__STATED TASK 1__
In the excerpt about a relationship separation, when did she float the idea of a possible break or separation?
__STATED TASK 2__
Extend the excerpt about a relationship separation from where it stops.

__DOCUMENT EXCERPT__
--
Exactly. WAS's will often be friendly, even overly friendly after BD. This can confuse the LBS and make them think maybe the WAS has had a change of heart. That usually leads to a temperature check and the LBS getting BD'd all over again. The reality is the WAS does this to "soften the blow" and/ or make the S and D process go smoother (they hope).



This was the sitch over spring and summer, except for the temp check on my end (have NOT done that at pretty much any point). Things were good for the most part, and I thought we were somewhat out of the woods, and then 1 month after YS was born, she floats idea of potential ‘break’ or separation.

But within the past couple of weeks I’ve let go of most of the rope on my end and have stopped asking for sex / intimacy after getting shot down.
--
__DATA BLOCK__

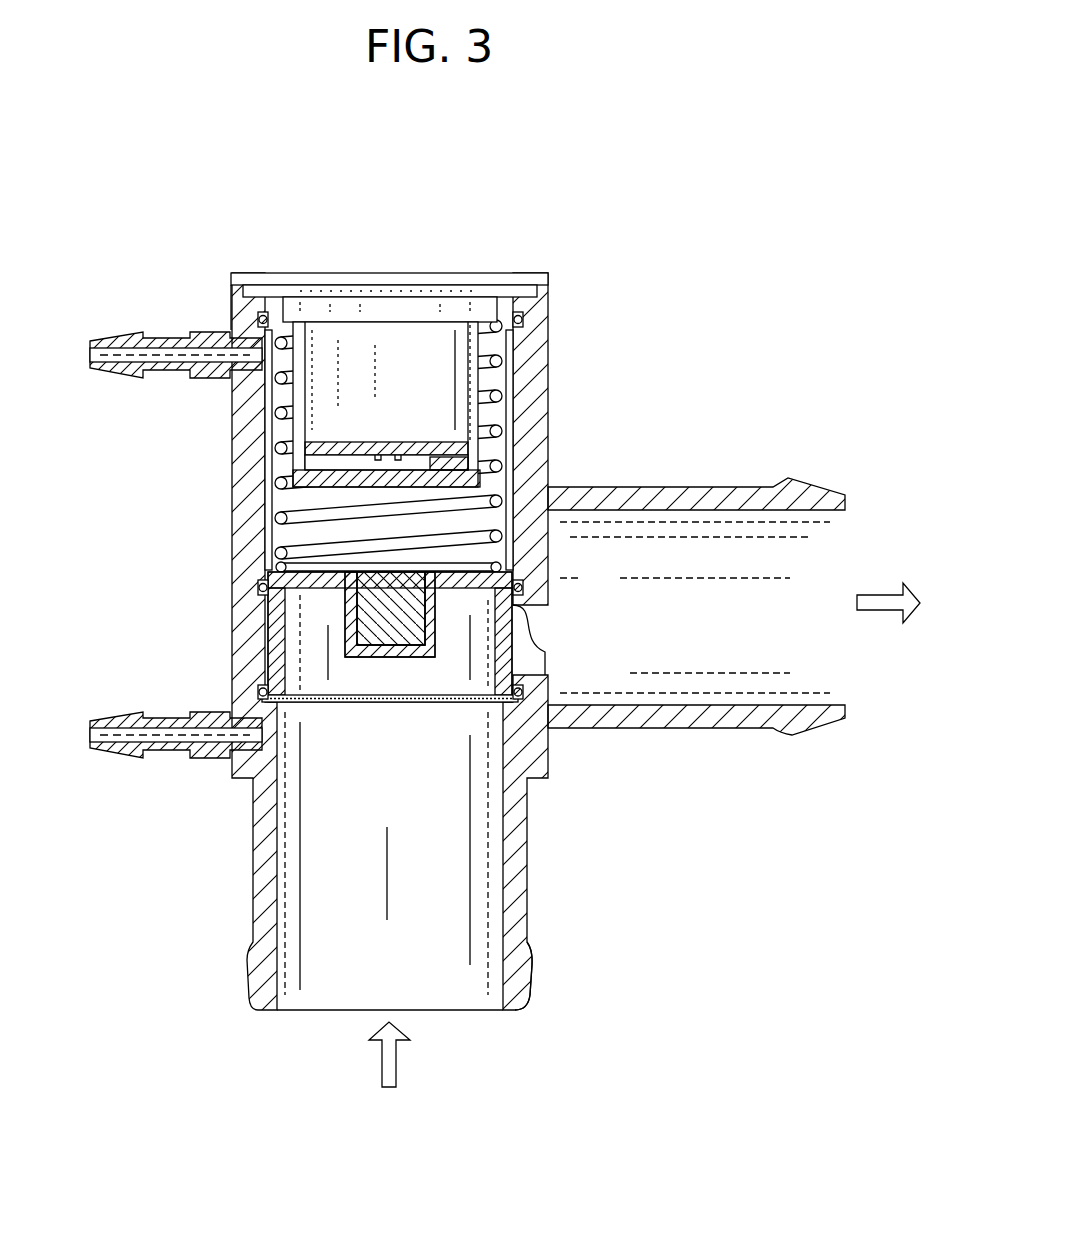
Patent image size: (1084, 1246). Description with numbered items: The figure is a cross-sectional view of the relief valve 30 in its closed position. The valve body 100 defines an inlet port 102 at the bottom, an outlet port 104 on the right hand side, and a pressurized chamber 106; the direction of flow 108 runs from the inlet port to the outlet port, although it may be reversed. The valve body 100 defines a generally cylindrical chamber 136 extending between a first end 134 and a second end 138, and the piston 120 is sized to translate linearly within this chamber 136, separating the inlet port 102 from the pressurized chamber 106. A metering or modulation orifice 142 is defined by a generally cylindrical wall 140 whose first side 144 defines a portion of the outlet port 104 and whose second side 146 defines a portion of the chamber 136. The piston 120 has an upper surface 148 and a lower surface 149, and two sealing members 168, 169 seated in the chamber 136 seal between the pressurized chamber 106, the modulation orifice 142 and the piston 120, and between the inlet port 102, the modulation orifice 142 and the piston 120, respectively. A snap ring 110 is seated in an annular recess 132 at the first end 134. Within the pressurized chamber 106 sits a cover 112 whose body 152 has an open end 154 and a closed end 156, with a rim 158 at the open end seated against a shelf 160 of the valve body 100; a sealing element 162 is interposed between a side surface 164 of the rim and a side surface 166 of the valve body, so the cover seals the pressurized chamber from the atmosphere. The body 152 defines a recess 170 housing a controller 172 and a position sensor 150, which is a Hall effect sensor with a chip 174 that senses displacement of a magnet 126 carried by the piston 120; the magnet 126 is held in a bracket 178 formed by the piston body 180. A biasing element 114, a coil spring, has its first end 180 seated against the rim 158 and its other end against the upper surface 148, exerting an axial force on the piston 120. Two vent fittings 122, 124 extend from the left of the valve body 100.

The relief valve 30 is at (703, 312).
--
__TASK RESPONSE 1__
One month after YS was born.

__TASK RESPONSE 2__
I know getting WAY ahead of myself for something that may never happen, but....(I’m not good emotionally in the moment, so I need to have talking points to work from already prepared and relatively rehearsed so I’m not deer in the headlights)

I’ve thought about a S /D BD from her—and what I could / would say in response, just to prepare self. I’ve seen something to the effect of from Steve ‘I think what we have can be saved if we put the work in. A marriage requires 2 to be committed, but only takes 1 to separate or divorce. While I disagree with it, I cannot and will not stop you from separating or divorcing. However, I will do nothing to help you leave me either because I am morally opposed to it.’ And then at that point I would tell her that she can start by sleeping out in the living room.

But yeah, all this feels like pure torture. It feels like somewhat like an IHS, though not official. Ugh.


M: 36
W: 30
T: 9
M: 7

S6 (OS)
S7mo (YS)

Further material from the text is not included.